* PROBLEM TO WORK ON
Go through the entries below and collect each line with the string "part" in it.
◆ ◆ ◆ ◆
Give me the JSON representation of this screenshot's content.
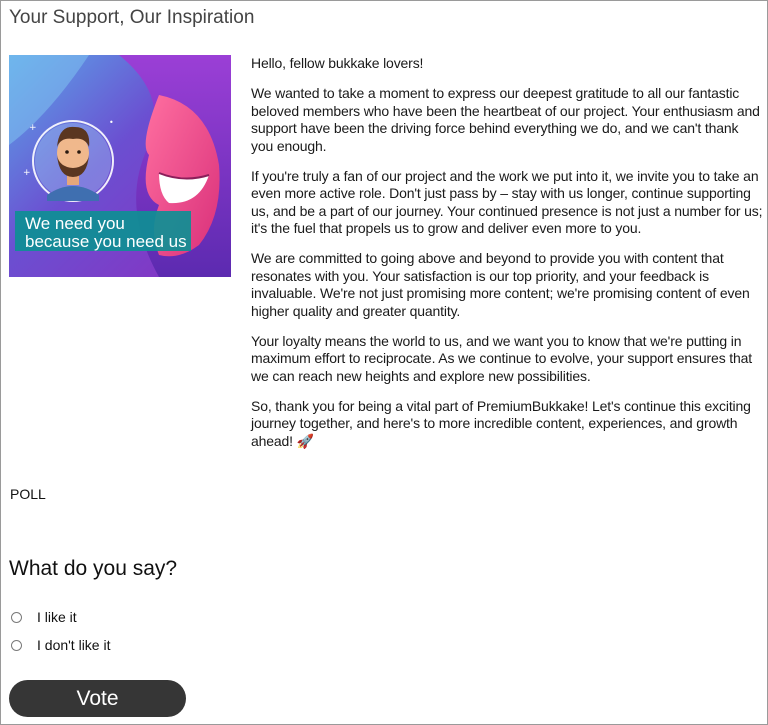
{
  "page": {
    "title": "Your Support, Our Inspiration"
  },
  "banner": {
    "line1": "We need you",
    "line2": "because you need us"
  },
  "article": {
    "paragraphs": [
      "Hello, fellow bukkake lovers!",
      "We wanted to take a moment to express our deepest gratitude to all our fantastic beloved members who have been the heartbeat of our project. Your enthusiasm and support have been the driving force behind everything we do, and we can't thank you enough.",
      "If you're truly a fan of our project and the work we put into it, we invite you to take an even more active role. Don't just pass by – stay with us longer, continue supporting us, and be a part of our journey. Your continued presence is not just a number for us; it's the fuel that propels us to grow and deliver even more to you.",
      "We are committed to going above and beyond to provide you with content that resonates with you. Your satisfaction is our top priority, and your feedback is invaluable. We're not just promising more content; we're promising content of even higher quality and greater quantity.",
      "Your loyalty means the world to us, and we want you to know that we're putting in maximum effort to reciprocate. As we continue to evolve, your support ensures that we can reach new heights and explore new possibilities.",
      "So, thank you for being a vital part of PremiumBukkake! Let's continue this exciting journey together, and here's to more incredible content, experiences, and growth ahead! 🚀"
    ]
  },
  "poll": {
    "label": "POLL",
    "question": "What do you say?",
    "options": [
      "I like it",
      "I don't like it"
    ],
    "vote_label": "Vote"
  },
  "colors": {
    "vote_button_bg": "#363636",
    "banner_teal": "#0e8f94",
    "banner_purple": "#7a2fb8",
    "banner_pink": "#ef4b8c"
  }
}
◆ ◆ ◆ ◆
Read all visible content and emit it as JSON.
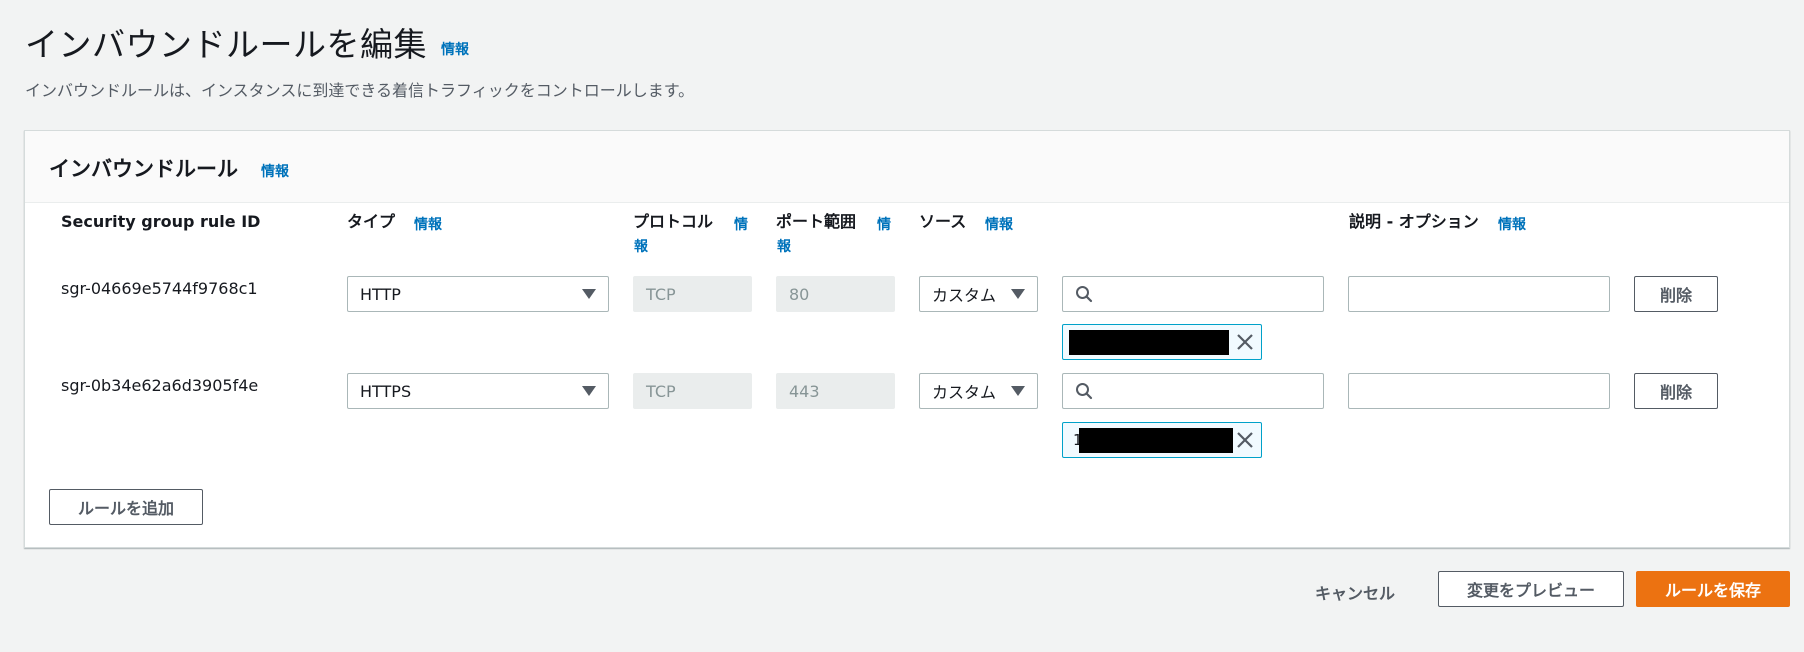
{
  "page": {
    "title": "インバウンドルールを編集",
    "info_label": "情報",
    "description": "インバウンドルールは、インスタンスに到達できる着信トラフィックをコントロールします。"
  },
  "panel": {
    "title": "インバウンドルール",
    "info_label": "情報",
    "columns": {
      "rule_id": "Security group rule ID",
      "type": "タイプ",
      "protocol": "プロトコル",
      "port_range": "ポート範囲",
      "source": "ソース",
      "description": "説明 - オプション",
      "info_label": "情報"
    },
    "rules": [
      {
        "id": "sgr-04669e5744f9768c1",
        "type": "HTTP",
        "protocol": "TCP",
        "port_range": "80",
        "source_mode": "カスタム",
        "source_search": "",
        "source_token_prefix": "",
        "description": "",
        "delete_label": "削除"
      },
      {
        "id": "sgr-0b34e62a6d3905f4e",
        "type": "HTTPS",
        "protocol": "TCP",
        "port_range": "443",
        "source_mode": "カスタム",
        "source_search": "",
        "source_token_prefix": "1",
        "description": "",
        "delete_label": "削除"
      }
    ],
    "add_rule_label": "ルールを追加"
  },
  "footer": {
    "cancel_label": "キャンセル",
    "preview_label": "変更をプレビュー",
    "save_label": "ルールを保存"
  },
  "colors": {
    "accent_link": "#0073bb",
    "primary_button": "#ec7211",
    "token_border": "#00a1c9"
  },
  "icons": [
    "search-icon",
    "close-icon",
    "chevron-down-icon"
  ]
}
◆ ◆ ◆ ◆
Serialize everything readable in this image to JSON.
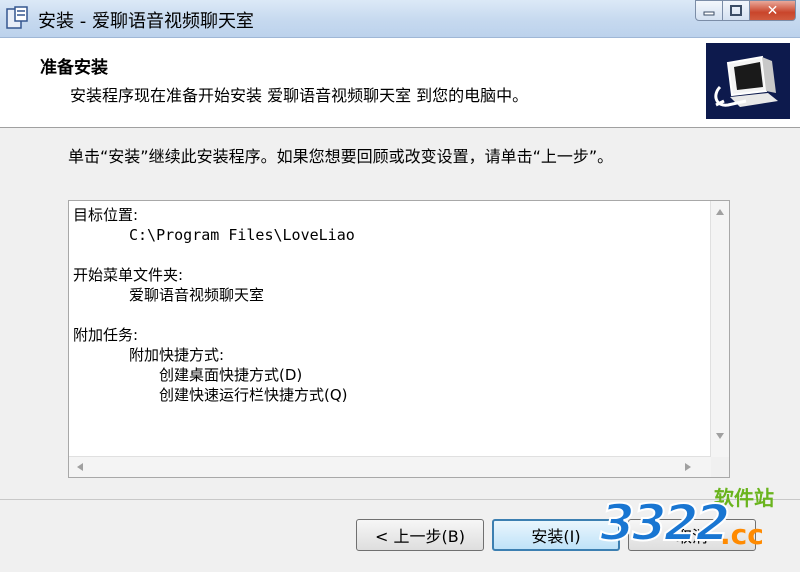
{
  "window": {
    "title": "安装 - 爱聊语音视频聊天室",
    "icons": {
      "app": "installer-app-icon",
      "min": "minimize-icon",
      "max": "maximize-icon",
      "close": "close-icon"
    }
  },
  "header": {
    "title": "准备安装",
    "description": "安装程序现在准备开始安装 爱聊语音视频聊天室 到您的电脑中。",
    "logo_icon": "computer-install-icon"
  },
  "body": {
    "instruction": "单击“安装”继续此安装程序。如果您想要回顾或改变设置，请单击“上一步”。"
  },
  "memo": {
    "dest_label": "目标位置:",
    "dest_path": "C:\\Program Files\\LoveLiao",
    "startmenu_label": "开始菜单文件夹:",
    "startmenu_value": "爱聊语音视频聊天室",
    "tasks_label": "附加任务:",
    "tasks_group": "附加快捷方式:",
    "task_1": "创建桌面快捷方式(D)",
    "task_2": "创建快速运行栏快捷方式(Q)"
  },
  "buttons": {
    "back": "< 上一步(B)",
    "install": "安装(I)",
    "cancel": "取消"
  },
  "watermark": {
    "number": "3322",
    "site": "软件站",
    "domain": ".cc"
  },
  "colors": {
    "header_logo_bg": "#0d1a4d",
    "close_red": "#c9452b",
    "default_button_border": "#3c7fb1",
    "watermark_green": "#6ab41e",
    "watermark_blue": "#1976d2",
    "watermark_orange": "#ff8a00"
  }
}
◆ ◆ ◆ ◆
* THE OUTPUT
      "If you're truly a fan of our project and the work we put into it, we invite you to take an even more active role. Don't just pass by – stay with us longer, continue supporting us, and be a part of our journey. Your continued presence is not just a number for us; it's the fuel that propels us to grow and deliver even more to you.",
      "So, thank you for being a vital part of PremiumBukkake! Let's continue this exciting journey together, and here's to more incredible content, experiences, and growth ahead! 🚀"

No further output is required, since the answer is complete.